___ DOCUMENT SEGMENT
High Availability

What is High Availability?
- Inherent HA
Standard or custom "hot plugging"
CompactPCI Hot Plug support
Custom hardware support
Client library
High Availability Manager
HAM and the Guardian
HAM hierarchy
HAM as a "filesystem"
Multistage recovery
HAM API

What is High Availability?

The term High Availability (HA) is commonly used in telecommunications and other industries to describe a system's ability to remain up and running without interruption for extended periods of time. The celebrated "five nines" availability metric refers to the percentage of uptime a system can sustain in a year -- 99.999% uptime amounts to about five minutes downtime per year.

Obviously, an effective HA solution involves various hardware and software components that conspire to form a stable, working system. Assuming reliable hardware components with sufficient redundancy, how can an OS best remain stable and responsive when a particular component or application program fails? And in cases where redundant hardware may not be an option (e.g. consumer appliances), how can the OS itself support HA?

An OS for HA

If you had to design an HA-capable OS from the ground up, would you start with a single executable environment? In this simple, high-performance design, all OS components, device drivers, applications, the works, would all run without memory protection in kernel mode.

On second thought, maybe such an OS wouldn't be suited for HA, simply because if a single software component were to fail, the entire system would crash. And if you wanted to add a software component or otherwise modify the HA system, you'd have to take the system out of service to do so. In other words, the conventional realtime executive architecture wasn't built with HA in mind.

Suppose, then, that you base your HA-enabled OS on a separation of kernel space and user space, so that all applications would run in user mode and enjoy memory protection. You'd even be able to upgrade an application without incurring any downtime.

So far so good, but what would happen if a device driver, filesystem manager, or other essential OS component were to crash? Or what if you needed to add a new driver to a live system? You'd have to rebuild and restart the kernel. Based on such a monolithic kernel architecture, your HA system wouldn't be as available as it should be.

Inherent HA

A true microkernel that provides full memory protection is inherently the most stable OS architecture. Very little code is running in kernel mode that could cause the kernel itself to fail. And individual processes, whether applications or OS services, can be started and stopped dynamically, without jeopardizing system uptime.
______
▶ [PROBLEM TO SOLVE]:
Please answer these questions from the High Availability text, one line each:
1. What uptime percentage does the "five nines" metric stand for, and about how much downtime per year does that allow?
2. In a single executable environment, what happens to the system if a single software component fails?
3. Which OS architecture does the text call inherently the most stable?
The data that comes next is separate from the High Availability text.
___ LISTED RECORDS
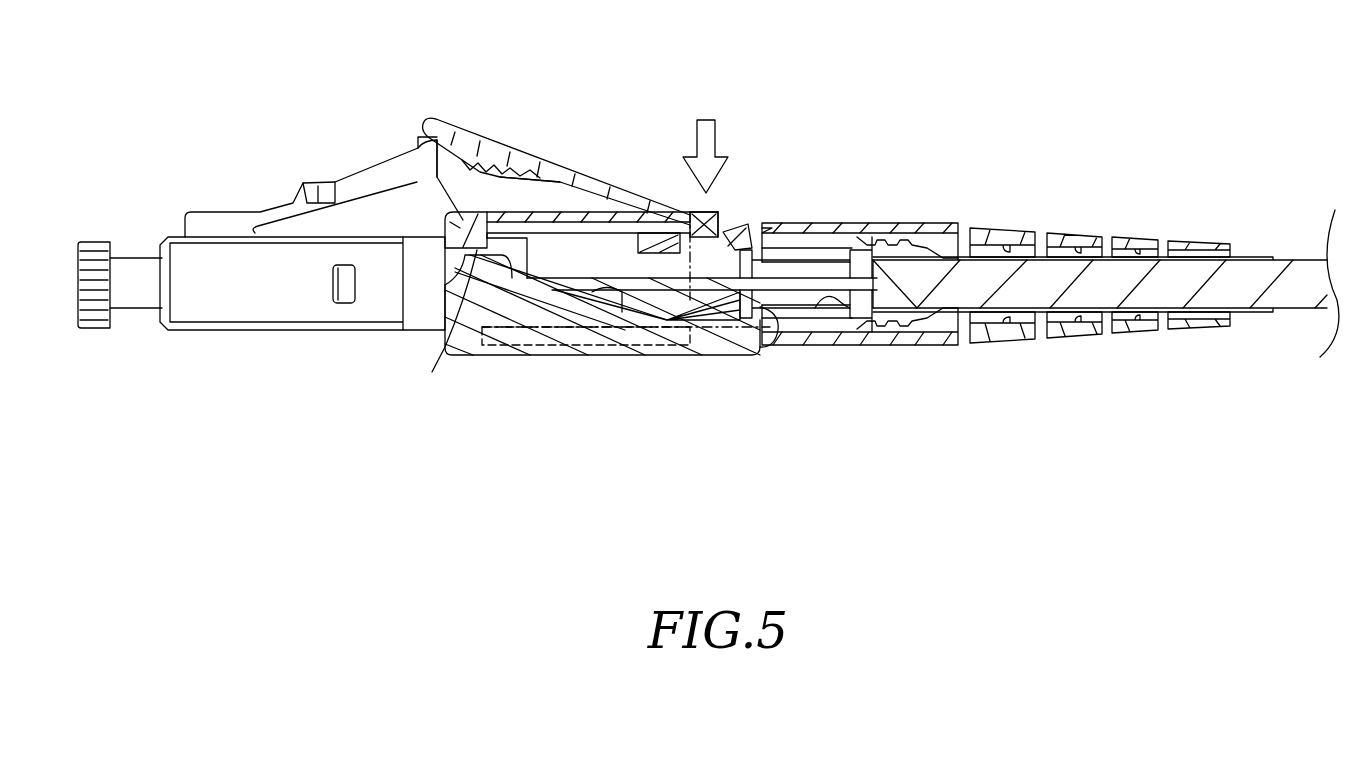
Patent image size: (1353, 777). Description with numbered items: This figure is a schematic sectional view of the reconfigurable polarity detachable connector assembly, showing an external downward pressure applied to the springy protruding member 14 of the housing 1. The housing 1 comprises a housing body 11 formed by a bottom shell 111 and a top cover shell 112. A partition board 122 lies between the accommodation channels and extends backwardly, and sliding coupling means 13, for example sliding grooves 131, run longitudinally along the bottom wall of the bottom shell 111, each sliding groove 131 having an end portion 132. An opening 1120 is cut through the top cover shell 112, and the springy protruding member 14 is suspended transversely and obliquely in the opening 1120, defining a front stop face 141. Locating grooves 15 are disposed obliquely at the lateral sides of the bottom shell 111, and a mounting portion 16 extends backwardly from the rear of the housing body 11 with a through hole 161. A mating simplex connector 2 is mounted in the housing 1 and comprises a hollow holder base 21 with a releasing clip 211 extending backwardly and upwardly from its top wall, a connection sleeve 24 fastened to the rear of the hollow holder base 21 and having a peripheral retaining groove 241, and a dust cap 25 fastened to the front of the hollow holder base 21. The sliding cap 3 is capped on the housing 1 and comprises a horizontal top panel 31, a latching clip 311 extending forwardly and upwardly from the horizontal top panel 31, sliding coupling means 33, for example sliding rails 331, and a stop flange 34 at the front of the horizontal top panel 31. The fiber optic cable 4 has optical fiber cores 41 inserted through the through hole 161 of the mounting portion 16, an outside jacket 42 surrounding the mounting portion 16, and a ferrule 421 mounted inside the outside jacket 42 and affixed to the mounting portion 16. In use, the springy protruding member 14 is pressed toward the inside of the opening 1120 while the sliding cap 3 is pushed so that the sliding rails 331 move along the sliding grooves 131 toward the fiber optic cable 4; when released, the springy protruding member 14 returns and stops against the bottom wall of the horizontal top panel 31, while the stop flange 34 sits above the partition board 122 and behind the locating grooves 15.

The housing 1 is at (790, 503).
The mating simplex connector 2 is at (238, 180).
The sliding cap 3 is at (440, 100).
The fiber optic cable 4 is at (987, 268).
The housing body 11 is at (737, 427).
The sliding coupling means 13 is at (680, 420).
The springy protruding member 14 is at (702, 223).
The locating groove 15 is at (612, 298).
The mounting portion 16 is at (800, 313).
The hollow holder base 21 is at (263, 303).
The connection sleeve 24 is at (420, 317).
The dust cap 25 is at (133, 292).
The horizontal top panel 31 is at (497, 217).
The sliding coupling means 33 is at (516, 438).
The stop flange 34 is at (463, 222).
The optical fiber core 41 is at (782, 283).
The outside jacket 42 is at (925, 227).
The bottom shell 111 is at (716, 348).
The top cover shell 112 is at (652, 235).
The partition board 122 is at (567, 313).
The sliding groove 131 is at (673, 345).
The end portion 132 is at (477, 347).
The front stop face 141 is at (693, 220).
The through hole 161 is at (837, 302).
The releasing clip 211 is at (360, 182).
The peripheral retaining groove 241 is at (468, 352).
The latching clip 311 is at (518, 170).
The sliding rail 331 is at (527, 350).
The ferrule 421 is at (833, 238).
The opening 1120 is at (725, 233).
______
▶ [RESULT BELOW]:
1. 99.999% uptime, which allows about five minutes of downtime per year.
2. The entire system crashes.
3. A true microkernel that provides full memory protection.